◆ WHAT TO DO ◆
Read the records and write them out again exactly.

◆ RECORDS ◆
---*---
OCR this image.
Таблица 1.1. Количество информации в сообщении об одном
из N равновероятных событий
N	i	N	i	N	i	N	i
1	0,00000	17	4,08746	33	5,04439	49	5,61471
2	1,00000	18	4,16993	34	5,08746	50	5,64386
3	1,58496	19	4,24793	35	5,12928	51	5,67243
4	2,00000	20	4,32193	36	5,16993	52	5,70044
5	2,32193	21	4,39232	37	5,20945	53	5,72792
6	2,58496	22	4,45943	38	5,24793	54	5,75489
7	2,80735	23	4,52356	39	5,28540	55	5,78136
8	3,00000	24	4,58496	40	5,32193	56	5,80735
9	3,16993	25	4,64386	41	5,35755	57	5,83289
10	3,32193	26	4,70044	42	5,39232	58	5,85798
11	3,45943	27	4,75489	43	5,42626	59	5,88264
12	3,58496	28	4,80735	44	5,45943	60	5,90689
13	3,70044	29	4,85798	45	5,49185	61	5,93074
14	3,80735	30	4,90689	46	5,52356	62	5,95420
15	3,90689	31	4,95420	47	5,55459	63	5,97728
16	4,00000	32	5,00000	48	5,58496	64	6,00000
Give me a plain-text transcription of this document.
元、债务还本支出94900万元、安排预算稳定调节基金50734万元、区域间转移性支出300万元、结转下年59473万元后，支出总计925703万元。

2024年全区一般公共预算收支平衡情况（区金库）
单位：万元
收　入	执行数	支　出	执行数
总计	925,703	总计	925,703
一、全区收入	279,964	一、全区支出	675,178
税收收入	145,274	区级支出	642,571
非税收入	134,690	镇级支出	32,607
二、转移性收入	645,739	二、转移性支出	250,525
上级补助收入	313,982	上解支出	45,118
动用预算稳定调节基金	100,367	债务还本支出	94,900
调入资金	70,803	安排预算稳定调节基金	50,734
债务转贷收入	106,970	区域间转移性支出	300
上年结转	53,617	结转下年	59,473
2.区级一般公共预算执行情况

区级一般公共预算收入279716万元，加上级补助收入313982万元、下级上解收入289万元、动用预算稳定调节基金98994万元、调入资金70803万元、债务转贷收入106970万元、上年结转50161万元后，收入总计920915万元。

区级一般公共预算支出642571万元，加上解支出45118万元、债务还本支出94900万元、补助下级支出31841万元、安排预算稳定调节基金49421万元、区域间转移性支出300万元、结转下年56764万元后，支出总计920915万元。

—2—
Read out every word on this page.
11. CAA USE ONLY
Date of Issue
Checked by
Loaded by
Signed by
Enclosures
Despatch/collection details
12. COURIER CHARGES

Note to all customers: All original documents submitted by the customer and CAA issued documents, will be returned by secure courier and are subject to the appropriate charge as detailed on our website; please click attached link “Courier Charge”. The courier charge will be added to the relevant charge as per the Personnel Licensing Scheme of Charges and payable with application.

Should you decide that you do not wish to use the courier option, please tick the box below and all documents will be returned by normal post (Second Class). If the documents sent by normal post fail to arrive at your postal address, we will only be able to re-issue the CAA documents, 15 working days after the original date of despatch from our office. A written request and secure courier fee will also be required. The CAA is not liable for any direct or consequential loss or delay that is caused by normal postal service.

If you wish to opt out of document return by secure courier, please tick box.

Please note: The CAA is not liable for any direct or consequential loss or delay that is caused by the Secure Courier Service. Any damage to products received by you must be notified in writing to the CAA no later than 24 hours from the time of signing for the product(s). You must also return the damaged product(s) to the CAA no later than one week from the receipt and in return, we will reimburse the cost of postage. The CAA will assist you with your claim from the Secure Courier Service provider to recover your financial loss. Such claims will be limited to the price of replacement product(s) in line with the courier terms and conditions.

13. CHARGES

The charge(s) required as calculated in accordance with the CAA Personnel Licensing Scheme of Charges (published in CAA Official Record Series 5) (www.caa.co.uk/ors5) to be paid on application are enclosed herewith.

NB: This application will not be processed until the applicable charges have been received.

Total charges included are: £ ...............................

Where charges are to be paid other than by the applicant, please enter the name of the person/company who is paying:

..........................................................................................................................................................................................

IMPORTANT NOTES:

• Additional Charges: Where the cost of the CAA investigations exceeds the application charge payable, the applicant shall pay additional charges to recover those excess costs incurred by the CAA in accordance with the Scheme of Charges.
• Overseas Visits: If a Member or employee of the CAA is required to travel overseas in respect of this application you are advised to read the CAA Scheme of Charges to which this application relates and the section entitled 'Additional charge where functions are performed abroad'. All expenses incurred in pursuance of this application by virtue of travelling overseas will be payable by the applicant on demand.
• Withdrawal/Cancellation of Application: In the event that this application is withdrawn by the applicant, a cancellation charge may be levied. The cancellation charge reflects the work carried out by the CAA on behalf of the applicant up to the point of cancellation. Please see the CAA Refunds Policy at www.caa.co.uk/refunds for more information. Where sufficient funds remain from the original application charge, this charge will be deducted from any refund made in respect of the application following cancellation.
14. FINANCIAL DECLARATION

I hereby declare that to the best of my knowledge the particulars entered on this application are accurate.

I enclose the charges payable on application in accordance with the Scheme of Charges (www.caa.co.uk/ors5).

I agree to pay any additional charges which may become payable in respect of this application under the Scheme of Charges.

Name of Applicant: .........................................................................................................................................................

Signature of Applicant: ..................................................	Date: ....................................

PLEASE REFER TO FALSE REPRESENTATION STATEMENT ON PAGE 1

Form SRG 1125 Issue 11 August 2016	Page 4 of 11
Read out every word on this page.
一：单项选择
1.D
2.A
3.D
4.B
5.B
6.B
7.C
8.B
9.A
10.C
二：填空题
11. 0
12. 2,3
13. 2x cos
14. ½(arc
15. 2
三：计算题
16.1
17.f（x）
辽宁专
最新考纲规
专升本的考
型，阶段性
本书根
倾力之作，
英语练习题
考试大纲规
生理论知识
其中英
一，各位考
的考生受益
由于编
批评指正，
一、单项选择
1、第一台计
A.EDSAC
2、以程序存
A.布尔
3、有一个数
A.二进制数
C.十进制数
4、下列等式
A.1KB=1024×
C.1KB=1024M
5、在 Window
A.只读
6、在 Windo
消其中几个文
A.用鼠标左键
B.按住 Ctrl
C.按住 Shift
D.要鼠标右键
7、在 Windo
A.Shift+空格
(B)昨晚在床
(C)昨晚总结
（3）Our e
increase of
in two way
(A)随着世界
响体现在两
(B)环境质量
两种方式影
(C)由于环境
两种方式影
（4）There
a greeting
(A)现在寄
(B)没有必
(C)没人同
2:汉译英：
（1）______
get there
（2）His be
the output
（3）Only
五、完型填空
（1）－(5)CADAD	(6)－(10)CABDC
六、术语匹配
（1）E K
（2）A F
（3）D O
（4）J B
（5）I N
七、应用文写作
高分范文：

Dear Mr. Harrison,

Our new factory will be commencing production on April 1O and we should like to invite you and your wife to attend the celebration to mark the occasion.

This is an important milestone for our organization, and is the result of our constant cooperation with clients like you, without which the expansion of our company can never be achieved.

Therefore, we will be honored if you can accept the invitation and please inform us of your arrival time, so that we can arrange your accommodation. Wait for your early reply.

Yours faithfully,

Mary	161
---*---
◆ ANSWER TO THE PROBLEM ◆
OCR this image.
Таблица 1.1. Количество информации в сообщении об одном
из N равновероятных событий
N	i	N	i	N	i	N	i
1	0,00000	17	4,08746	33	5,04439	49	5,61471
2	1,00000	18	4,16993	34	5,08746	50	5,64386
3	1,58496	19	4,24793	35	5,12928	51	5,67243
4	2,00000	20	4,32193	36	5,16993	52	5,70044
5	2,32193	21	4,39232	37	5,20945	53	5,72792
6	2,58496	22	4,45943	38	5,24793	54	5,75489
7	2,80735	23	4,52356	39	5,28540	55	5,78136
8	3,00000	24	4,58496	40	5,32193	56	5,80735
9	3,16993	25	4,64386	41	5,35755	57	5,83289
10	3,32193	26	4,70044	42	5,39232	58	5,85798
11	3,45943	27	4,75489	43	5,42626	59	5,88264
12	3,58496	28	4,80735	44	5,45943	60	5,90689
13	3,70044	29	4,85798	45	5,49185	61	5,93074
14	3,80735	30	4,90689	46	5,52356	62	5,95420
15	3,90689	31	4,95420	47	5,55459	63	5,97728
16	4,00000	32	5,00000	48	5,58496	64	6,00000
Give me a plain-text transcription of this document.
元、债务还本支出94900万元、安排预算稳定调节基金50734万元、区域间转移性支出300万元、结转下年59473万元后，支出总计925703万元。

2024年全区一般公共预算收支平衡情况（区金库）
单位：万元
收　入	执行数	支　出	执行数
总计	925,703	总计	925,703
一、全区收入	279,964	一、全区支出	675,178
税收收入	145,274	区级支出	642,571
非税收入	134,690	镇级支出	32,607
二、转移性收入	645,739	二、转移性支出	250,525
上级补助收入	313,982	上解支出	45,118
动用预算稳定调节基金	100,367	债务还本支出	94,900
调入资金	70,803	安排预算稳定调节基金	50,734
债务转贷收入	106,970	区域间转移性支出	300
上年结转	53,617	结转下年	59,473
2.区级一般公共预算执行情况

区级一般公共预算收入279716万元，加上级补助收入313982万元、下级上解收入289万元、动用预算稳定调节基金98994万元、调入资金70803万元、债务转贷收入106970万元、上年结转50161万元后，收入总计920915万元。

区级一般公共预算支出642571万元，加上解支出45118万元、债务还本支出94900万元、补助下级支出31841万元、安排预算稳定调节基金49421万元、区域间转移性支出300万元、结转下年56764万元后，支出总计920915万元。

—2—
Read out every word on this page.
11. CAA USE ONLY
Date of Issue
Checked by
Loaded by
Signed by
Enclosures
Despatch/collection details
12. COURIER CHARGES

Note to all customers: All original documents submitted by the customer and CAA issued documents, will be returned by secure courier and are subject to the appropriate charge as detailed on our website; please click attached link “Courier Charge”. The courier charge will be added to the relevant charge as per the Personnel Licensing Scheme of Charges and payable with application.

Should you decide that you do not wish to use the courier option, please tick the box below and all documents will be returned by normal post (Second Class). If the documents sent by normal post fail to arrive at your postal address, we will only be able to re-issue the CAA documents, 15 working days after the original date of despatch from our office. A written request and secure courier fee will also be required. The CAA is not liable for any direct or consequential loss or delay that is caused by normal postal service.

If you wish to opt out of document return by secure courier, please tick box.

Please note: The CAA is not liable for any direct or consequential loss or delay that is caused by the Secure Courier Service. Any damage to products received by you must be notified in writing to the CAA no later than 24 hours from the time of signing for the product(s). You must also return the damaged product(s) to the CAA no later than one week from the receipt and in return, we will reimburse the cost of postage. The CAA will assist you with your claim from the Secure Courier Service provider to recover your financial loss. Such claims will be limited to the price of replacement product(s) in line with the courier terms and conditions.

13. CHARGES

The charge(s) required as calculated in accordance with the CAA Personnel Licensing Scheme of Charges (published in CAA Official Record Series 5) (www.caa.co.uk/ors5) to be paid on application are enclosed herewith.

NB: This application will not be processed until the applicable charges have been received.

Total charges included are: £ ...............................

Where charges are to be paid other than by the applicant, please enter the name of the person/company who is paying:

..........................................................................................................................................................................................

IMPORTANT NOTES:

• Additional Charges: Where the cost of the CAA investigations exceeds the application charge payable, the applicant shall pay additional charges to recover those excess costs incurred by the CAA in accordance with the Scheme of Charges.
• Overseas Visits: If a Member or employee of the CAA is required to travel overseas in respect of this application you are advised to read the CAA Scheme of Charges to which this application relates and the section entitled 'Additional charge where functions are performed abroad'. All expenses incurred in pursuance of this application by virtue of travelling overseas will be payable by the applicant on demand.
• Withdrawal/Cancellation of Application: In the event that this application is withdrawn by the applicant, a cancellation charge may be levied. The cancellation charge reflects the work carried out by the CAA on behalf of the applicant up to the point of cancellation. Please see the CAA Refunds Policy at www.caa.co.uk/refunds for more information. Where sufficient funds remain from the original application charge, this charge will be deducted from any refund made in respect of the application following cancellation.
14. FINANCIAL DECLARATION

I hereby declare that to the best of my knowledge the particulars entered on this application are accurate.

I enclose the charges payable on application in accordance with the Scheme of Charges (www.caa.co.uk/ors5).

I agree to pay any additional charges which may become payable in respect of this application under the Scheme of Charges.

Name of Applicant: .........................................................................................................................................................

Signature of Applicant: ..................................................	Date: ....................................

PLEASE REFER TO FALSE REPRESENTATION STATEMENT ON PAGE 1

Form SRG 1125 Issue 11 August 2016	Page 4 of 11
Read out every word on this page.
一：单项选择
1.D
2.A
3.D
4.B
5.B
6.B
7.C
8.B
9.A
10.C
二：填空题
11. 0
12. 2,3
13. 2x cos
14. ½(arc
15. 2
三：计算题
16.1
17.f（x）
辽宁专
最新考纲规
专升本的考
型，阶段性
本书根
倾力之作，
英语练习题
考试大纲规
生理论知识
其中英
一，各位考
的考生受益
由于编
批评指正，
一、单项选择
1、第一台计
A.EDSAC
2、以程序存
A.布尔
3、有一个数
A.二进制数
C.十进制数
4、下列等式
A.1KB=1024×
C.1KB=1024M
5、在 Window
A.只读
6、在 Windo
消其中几个文
A.用鼠标左键
B.按住 Ctrl
C.按住 Shift
D.要鼠标右键
7、在 Windo
A.Shift+空格
(B)昨晚在床
(C)昨晚总结
（3）Our e
increase of
in two way
(A)随着世界
响体现在两
(B)环境质量
两种方式影
(C)由于环境
两种方式影
（4）There
a greeting
(A)现在寄
(B)没有必
(C)没人同
2:汉译英：
（1）______
get there
（2）His be
the output
（3）Only
五、完型填空
（1）－(5)CADAD	(6)－(10)CABDC
六、术语匹配
（1）E K
（2）A F
（3）D O
（4）J B
（5）I N
七、应用文写作
高分范文：

Dear Mr. Harrison,

Our new factory will be commencing production on April 1O and we should like to invite you and your wife to attend the celebration to mark the occasion.

This is an important milestone for our organization, and is the result of our constant cooperation with clients like you, without which the expansion of our company can never be achieved.

Therefore, we will be honored if you can accept the invitation and please inform us of your arrival time, so that we can arrange your accommodation. Wait for your early reply.

Yours faithfully,

Mary	161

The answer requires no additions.